TASK GOAL >> Reproduce every entry below precisely; do not include the pictures.

(Recorded data)
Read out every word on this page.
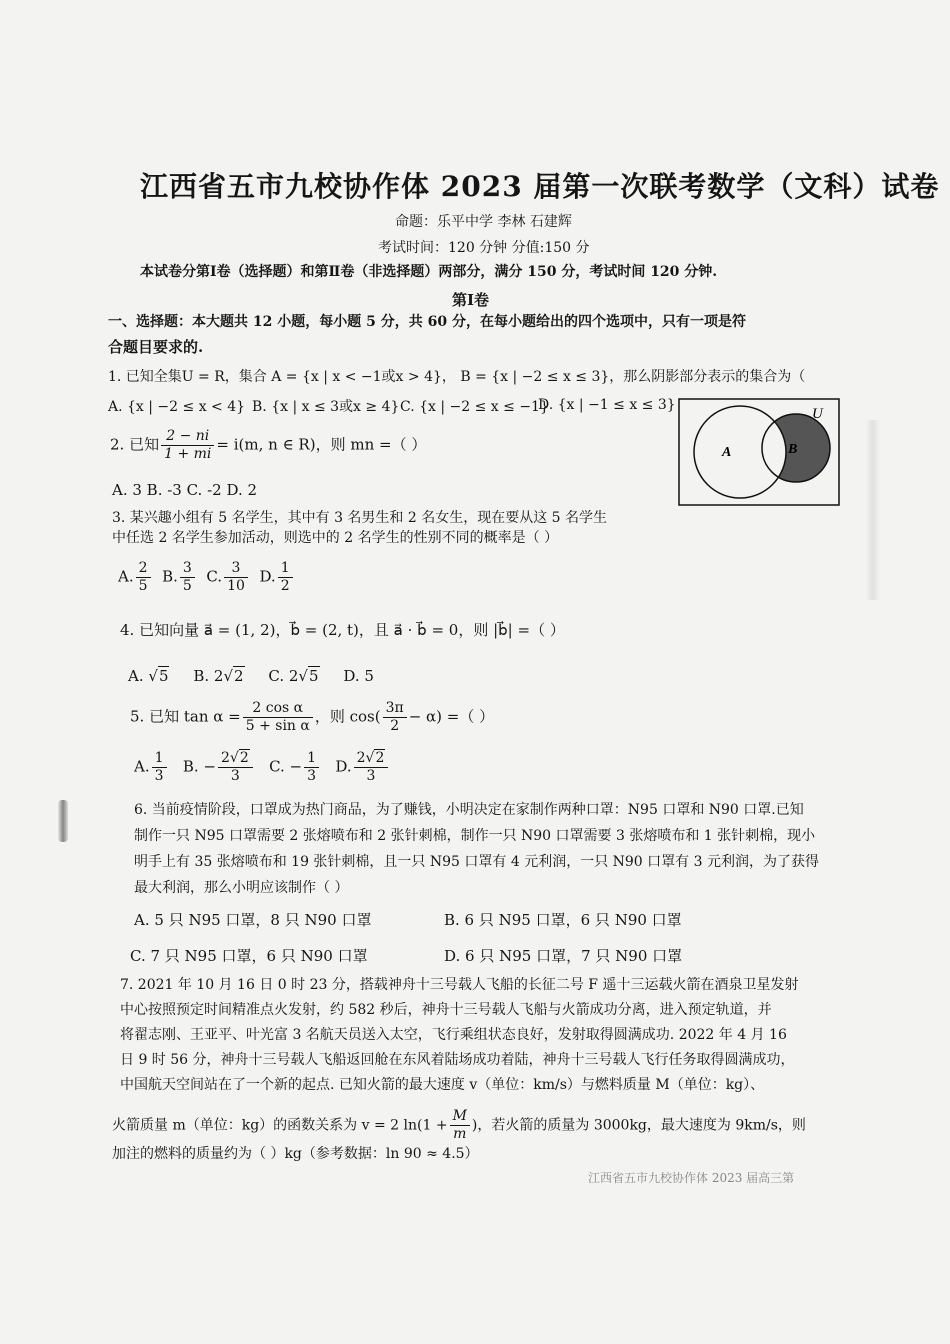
江西省五市九校协作体 2023 届第一次联考数学（文科）试卷
命题：乐平中学 李林 石建辉
考试时间：120 分钟 分值:150 分
本试卷分第Ⅰ卷（选择题）和第Ⅱ卷（非选择题）两部分，满分 150 分，考试时间 120 分钟.
第Ⅰ卷
一、选择题：本大题共 12 小题，每小题 5 分，共 60 分，在每小题给出的四个选项中，只有一项是符
合题目要求的.
1. 已知全集U = R，集合 A = {x | x < −1或x > 4}， B = {x | −2 ≤ x ≤ 3}，那么阴影部分表示的集合为（
A. {x | −2 ≤ x < 4} B. {x | x ≤ 3或x ≥ 4} C. {x | −2 ≤ x ≤ −1}
D. {x | −1 ≤ x ≤ 3}
U
A	B
2. 已知 $\frac{2 - ni}{1 + mi} = i(m$, n ∈ R)，则 mn =（ ）
A. 3 B. -3 C. -2 D. 2
3. 某兴趣小组有 5 名学生，其中有 3 名男生和 2 名女生，现在要从这 5 名学生
中任选 2 名学生参加活动，则选中的 2 名学生的性别不同的概率是（ ）
A. $\frac{2}{5} B$. $\frac{3}{5} C$. $\frac{3}{10} D$. $\frac{1}{2}$
4. 已知向量 a⃗ = (1, 2)，b⃗ = (2, t)，且 a⃗ · b⃗ = 0，则 |b⃗| =（ ）
A. √5 B. 2√2 C. 2√5 D. 5
5. 已知 $\tan \alpha = \frac{\text{2 cos α}}{\text{5 + sin α}}$ ，则 $\cos( \frac{3\pi}{2} - \alpha)$ =（ ）
A. $\frac{1}{3} B$. − $\frac{2√2}{3} C$. − $\frac{1}{3} D$. $\frac{2√2}{3}$
6. 当前疫情阶段，口罩成为热门商品，为了赚钱，小明决定在家制作两种口罩：N95 口罩和 N90 口罩.已知
制作一只 N95 口罩需要 2 张熔喷布和 2 张针刺棉，制作一只 N90 口罩需要 3 张熔喷布和 1 张针刺棉，现小
明手上有 35 张熔喷布和 19 张针刺棉，且一只 N95 口罩有 4 元利润，一只 N90 口罩有 3 元利润，为了获得
最大利润，那么小明应该制作（ ）
A. 5 只 N95 口罩，8 只 N90 口罩	B. 6 只 N95 口罩，6 只 N90 口罩
C. 7 只 N95 口罩，6 只 N90 口罩	D. 6 只 N95 口罩，7 只 N90 口罩
7. 2021 年 10 月 16 日 0 时 23 分，搭载神舟十三号载人飞船的长征二号 F 遥十三运载火箭在酒泉卫星发射
中心按照预定时间精准点火发射，约 582 秒后，神舟十三号载人飞船与火箭成功分离，进入预定轨道，并
将翟志刚、王亚平、叶光富 3 名航天员送入太空，飞行乘组状态良好，发射取得圆满成功. 2022 年 4 月 16
日 9 时 56 分，神舟十三号载人飞船返回舱在东风着陆场成功着陆，神舟十三号载人飞行任务取得圆满成功，
中国航天空间站在了一个新的起点. 已知火箭的最大速度 v（单位：km/s）与燃料质量 M（单位：kg）、
火箭质量 m（单位：kg）的函数关系为 v = 2 $\ln(1 + \frac{M}{m}$ )，若火箭的质量为 3000kg，最大速度为 9km/s，则
加注的燃料的质量约为（ ）kg（参考数据：ln 90 ≈ 4.5）
江西省五市九校协作体 2023 届高三第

RESULT FOR THIS TASK >>
Read out every word on this page.
江西省五市九校协作体 2023 届第一次联考数学（文科）试卷
命题：乐平中学 李林 石建辉
考试时间：120 分钟 分值:150 分
本试卷分第Ⅰ卷（选择题）和第Ⅱ卷（非选择题）两部分，满分 150 分，考试时间 120 分钟.
第Ⅰ卷
一、选择题：本大题共 12 小题，每小题 5 分，共 60 分，在每小题给出的四个选项中，只有一项是符
合题目要求的.
1. 已知全集U = R，集合 A = {x | x < −1或x > 4}， B = {x | −2 ≤ x ≤ 3}，那么阴影部分表示的集合为（
A. {x | −2 ≤ x < 4} B. {x | x ≤ 3或x ≥ 4} C. {x | −2 ≤ x ≤ −1}
D. {x | −1 ≤ x ≤ 3}
U
A	B
2. 已知 $\frac{2 - ni}{1 + mi} = i(m$, n ∈ R)，则 mn =（ ）
A. 3 B. -3 C. -2 D. 2
3. 某兴趣小组有 5 名学生，其中有 3 名男生和 2 名女生，现在要从这 5 名学生
中任选 2 名学生参加活动，则选中的 2 名学生的性别不同的概率是（ ）
A. $\frac{2}{5} B$. $\frac{3}{5} C$. $\frac{3}{10} D$. $\frac{1}{2}$
4. 已知向量 a⃗ = (1, 2)，b⃗ = (2, t)，且 a⃗ · b⃗ = 0，则 |b⃗| =（ ）
A. √5 B. 2√2 C. 2√5 D. 5
5. 已知 $\tan \alpha = \frac{\text{2 cos α}}{\text{5 + sin α}}$ ，则 $\cos( \frac{3\pi}{2} - \alpha)$ =（ ）
A. $\frac{1}{3} B$. − $\frac{2√2}{3} C$. − $\frac{1}{3} D$. $\frac{2√2}{3}$
6. 当前疫情阶段，口罩成为热门商品，为了赚钱，小明决定在家制作两种口罩：N95 口罩和 N90 口罩.已知
制作一只 N95 口罩需要 2 张熔喷布和 2 张针刺棉，制作一只 N90 口罩需要 3 张熔喷布和 1 张针刺棉，现小
明手上有 35 张熔喷布和 19 张针刺棉，且一只 N95 口罩有 4 元利润，一只 N90 口罩有 3 元利润，为了获得
最大利润，那么小明应该制作（ ）
A. 5 只 N95 口罩，8 只 N90 口罩	B. 6 只 N95 口罩，6 只 N90 口罩
C. 7 只 N95 口罩，6 只 N90 口罩	D. 6 只 N95 口罩，7 只 N90 口罩
7. 2021 年 10 月 16 日 0 时 23 分，搭载神舟十三号载人飞船的长征二号 F 遥十三运载火箭在酒泉卫星发射
中心按照预定时间精准点火发射，约 582 秒后，神舟十三号载人飞船与火箭成功分离，进入预定轨道，并
将翟志刚、王亚平、叶光富 3 名航天员送入太空，飞行乘组状态良好，发射取得圆满成功. 2022 年 4 月 16
日 9 时 56 分，神舟十三号载人飞船返回舱在东风着陆场成功着陆，神舟十三号载人飞行任务取得圆满成功，
中国航天空间站在了一个新的起点. 已知火箭的最大速度 v（单位：km/s）与燃料质量 M（单位：kg）、
火箭质量 m（单位：kg）的函数关系为 v = 2 $\ln(1 + \frac{M}{m}$ )，若火箭的质量为 3000kg，最大速度为 9km/s，则
加注的燃料的质量约为（ ）kg（参考数据：ln 90 ≈ 4.5）
江西省五市九校协作体 2023 届高三第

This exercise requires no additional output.